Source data
►
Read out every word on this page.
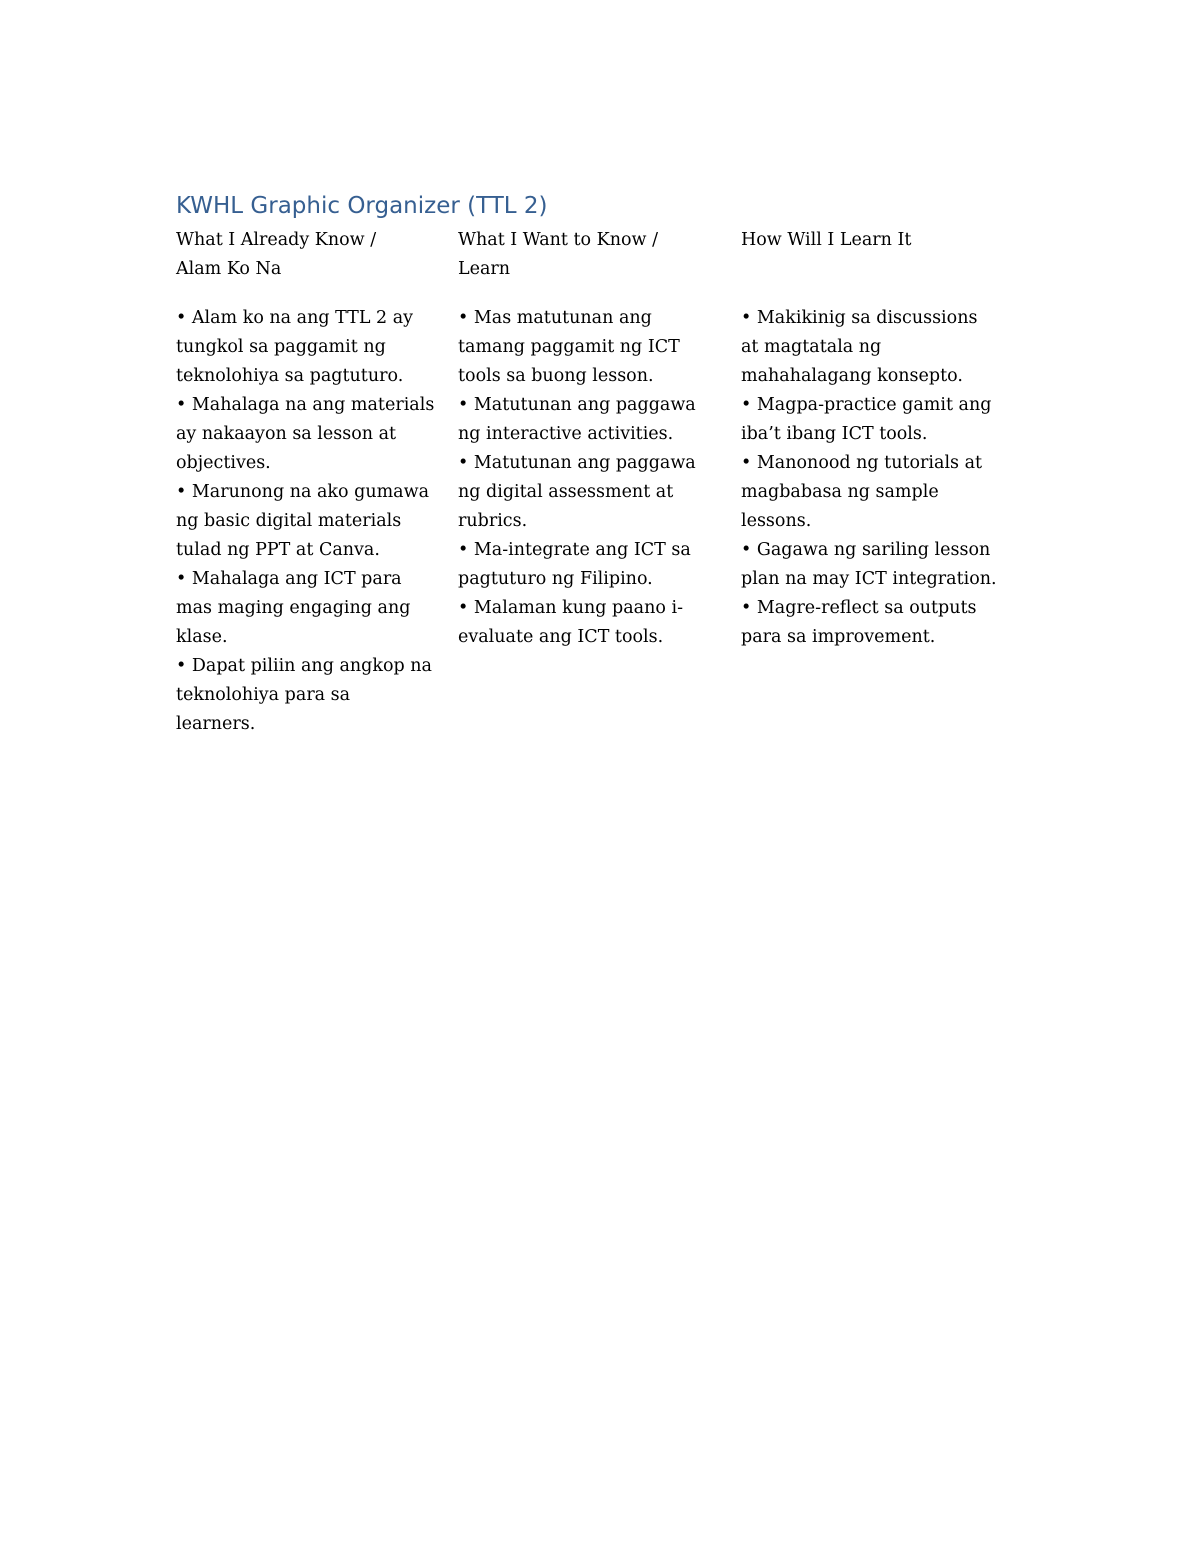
KWHL Graphic Organizer (TTL 2)
What I Already Know /
Alam Ko Na
• Alam ko na ang TTL 2 ay
tungkol sa paggamit ng
teknolohiya sa pagtuturo.
• Mahalaga na ang materials
ay nakaayon sa lesson at
objectives.
• Marunong na ako gumawa
ng basic digital materials
tulad ng PPT at Canva.
• Mahalaga ang ICT para
mas maging engaging ang
klase.
• Dapat piliin ang angkop na
teknolohiya para sa
learners.
What I Want to Know /
Learn
• Mas matutunan ang
tamang paggamit ng ICT
tools sa buong lesson.
• Matutunan ang paggawa
ng interactive activities.
• Matutunan ang paggawa
ng digital assessment at
rubrics.
• Ma-integrate ang ICT sa
pagtuturo ng Filipino.
• Malaman kung paano i-
evaluate ang ICT tools.
How Will I Learn It
• Makikinig sa discussions
at magtatala ng
mahahalagang konsepto.
• Magpa-practice gamit ang
iba’t ibang ICT tools.
• Manonood ng tutorials at
magbabasa ng sample
lessons.
• Gagawa ng sariling lesson
plan na may ICT integration.
• Magre-reflect sa outputs
para sa improvement.
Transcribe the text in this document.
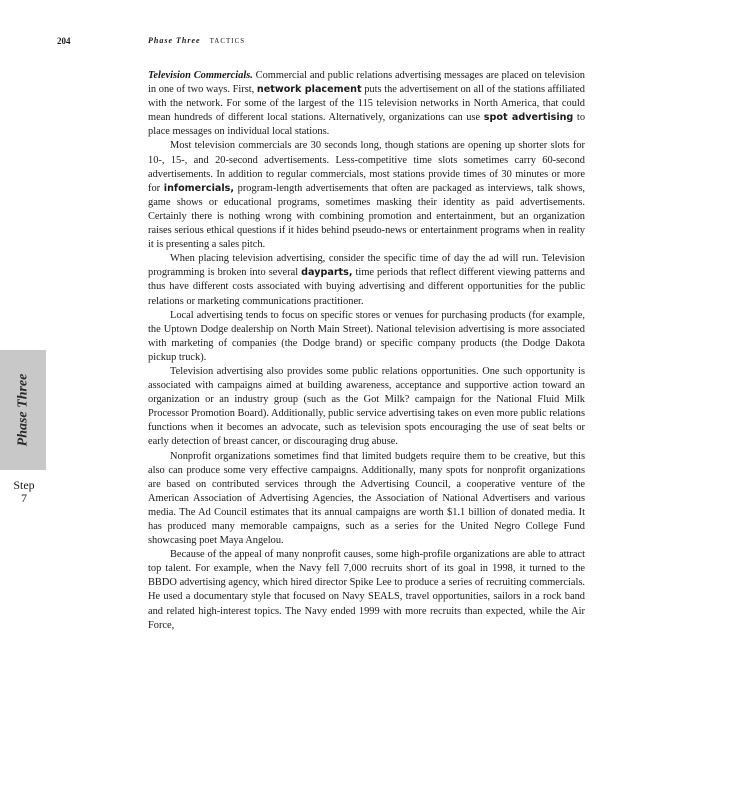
204	Phase Three TACTICS
Phase Three
Step
7

Television Commercials. Commercial and public relations advertising messages are placed on television in one of two ways. First, network placement puts the advertisement on all of the stations affiliated with the network. For some of the largest of the 115 television networks in North America, that could mean hundreds of different local stations. Alternatively, organizations can use spot advertising to place messages on individual local stations.

Most television commercials are 30 seconds long, though stations are opening up shorter slots for 10-, 15-, and 20-second advertisements. Less-competitive time slots sometimes carry 60-second advertisements. In addition to regular commercials, most stations provide times of 30 minutes or more for infomercials, program-length advertisements that often are packaged as interviews, talk shows, game shows or educational programs, sometimes masking their identity as paid advertisements. Certainly there is nothing wrong with combining promotion and entertainment, but an organization raises serious ethical questions if it hides behind pseudo-news or entertainment programs when in reality it is presenting a sales pitch.

When placing television advertising, consider the specific time of day the ad will run. Television programming is broken into several dayparts, time periods that reflect different viewing patterns and thus have different costs associated with buying advertising and different opportunities for the public relations or marketing communications practitioner.

Local advertising tends to focus on specific stores or venues for purchasing products (for example, the Uptown Dodge dealership on North Main Street). National television advertising is more associated with marketing of companies (the Dodge brand) or specific company products (the Dodge Dakota pickup truck).

Television advertising also provides some public relations opportunities. One such opportunity is associated with campaigns aimed at building awareness, acceptance and supportive action toward an organization or an industry group (such as the Got Milk? campaign for the National Fluid Milk Processor Promotion Board). Additionally, public service advertising takes on even more public relations functions when it becomes an advocate, such as television spots encouraging the use of seat belts or early detection of breast cancer, or discouraging drug abuse.

Nonprofit organizations sometimes find that limited budgets require them to be creative, but this also can produce some very effective campaigns. Additionally, many spots for nonprofit organizations are based on contributed services through the Advertising Council, a cooperative venture of the American Association of Advertising Agencies, the Association of National Advertisers and various media. The Ad Council estimates that its annual campaigns are worth $1.1 billion of donated media. It has produced many memorable campaigns, such as a series for the United Negro College Fund showcasing poet Maya Angelou.

Because of the appeal of many nonprofit causes, some high-profile organizations are able to attract top talent. For example, when the Navy fell 7,000 recruits short of its goal in 1998, it turned to the BBDO advertising agency, which hired director Spike Lee to produce a series of recruiting commercials. He used a documentary style that focused on Navy SEALS, travel opportunities, sailors in a rock band and related high-interest topics. The Navy ended 1999 with more recruits than expected, while the Air Force,
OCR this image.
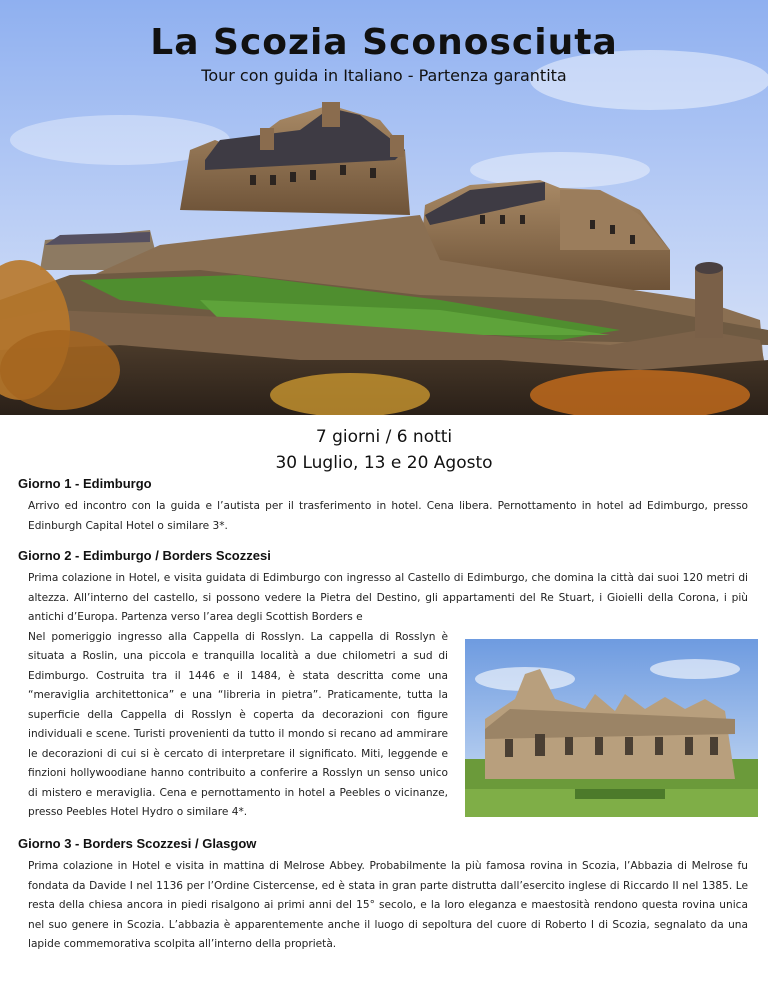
La Scozia Sconosciuta
Tour con guida in Italiano - Partenza garantita
7 giorni / 6 notti
30 Luglio, 13 e 20 Agosto
Giorno 1 - Edimburgo

Arrivo ed incontro con la guida e l’autista per il trasferimento in hotel. Cena libera. Pernottamento in hotel ad Edimburgo, presso Edinburgh Capital Hotel o similare 3*.

Giorno 2 - Edimburgo / Borders Scozzesi

Prima colazione in Hotel, e visita guidata di Edimburgo con ingresso al Castello di Edimburgo, che domina la città dai suoi 120 metri di altezza. All’interno del castello, si possono vedere la Pietra del Destino, gli appartamenti del Re Stuart, i Gioielli della Corona, i più antichi d’Europa. Partenza verso l’area degli Scottish Borders e

Nel pomeriggio ingresso alla Cappella di Rosslyn. La cappella di Rosslyn è situata a Roslin, una piccola e tranquilla località a due chilometri a sud di Edimburgo. Costruita tra il 1446 e il 1484, è stata descritta come una “meraviglia architettonica” e una “libreria in pietra”. Praticamente, tutta la superficie della Cappella di Rosslyn è coperta da decorazioni con figure individuali e scene. Turisti provenienti da tutto il mondo si recano ad ammirare le decorazioni di cui si è cercato di interpretare il significato. Miti, leggende e finzioni hollywoodiane hanno contribuito a conferire a Rosslyn un senso unico di mistero e meraviglia. Cena e pernottamento in hotel a Peebles o vicinanze, presso Peebles Hotel Hydro o similare 4*.

Giorno 3 - Borders Scozzesi / Glasgow

Prima colazione in Hotel e visita in mattina di Melrose Abbey. Probabilmente la più famosa rovina in Scozia, l’Abbazia di Melrose fu fondata da Davide I nel 1136 per l’Ordine Cistercense, ed è stata in gran parte distrutta dall’esercito inglese di Riccardo II nel 1385. Le resta della chiesa ancora in piedi risalgono ai primi anni del 15° secolo, e la loro eleganza e maestosità rendono questa rovina unica nel suo genere in Scozia. L’abbazia è apparentemente anche il luogo di sepoltura del cuore di Roberto I di Scozia, segnalato da una lapide commemorativa scolpita all’interno della proprietà.
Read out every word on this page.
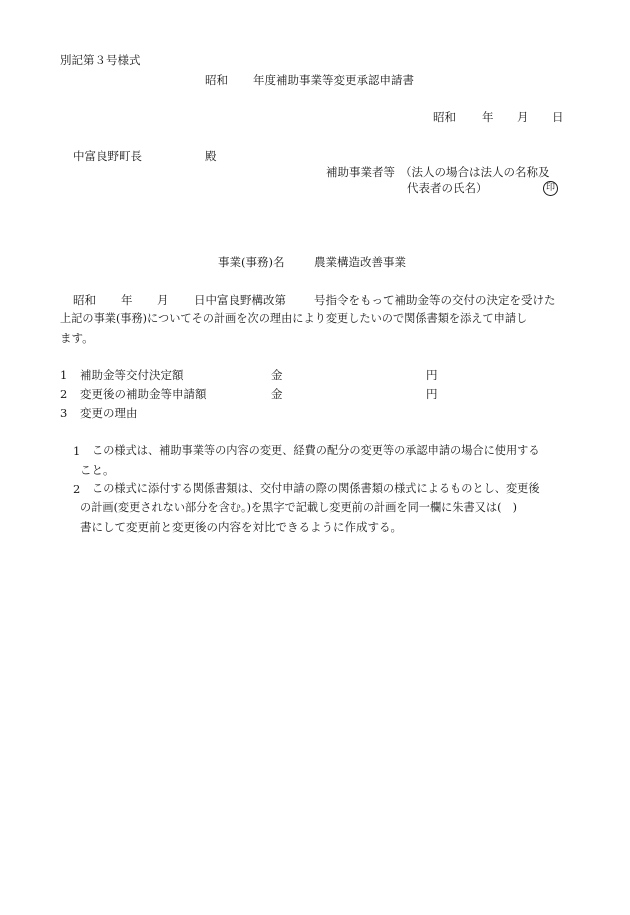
別記第３号様式
昭和 年度補助事業等変更承認申請書
昭和 年 月 日
中富良野町長	殿
補助事業者等 （法人の場合は法人の名称及
代表者の氏名）	印
事業(事務)名	農業構造改善事業
昭和 年 月 日中富良野構改第 号指令をもって補助金等の交付の決定を受けた
上記の事業(事務)についてその計画を次の理由により変更したいので関係書類を添えて申請し
ます。
1 補助金等交付決定額	金	円
2 変更後の補助金等申請額	金	円
3 変更の理由
1 この様式は、補助事業等の内容の変更、経費の配分の変更等の承認申請の場合に使用する
こと。
2 この様式に添付する関係書類は、交付申請の際の関係書類の様式によるものとし、変更後
の計画(変更されない部分を含む。)を黒字で記載し変更前の計画を同一欄に朱書又は(　)
書にして変更前と変更後の内容を対比できるように作成する。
◄
= PROBLEM TO WORK ON =
Read the data above. Pull out each line in which the string "Mahalaga" appears.

= THE REPLY =
• Mahalaga na ang materials
• Mahalaga ang ICT para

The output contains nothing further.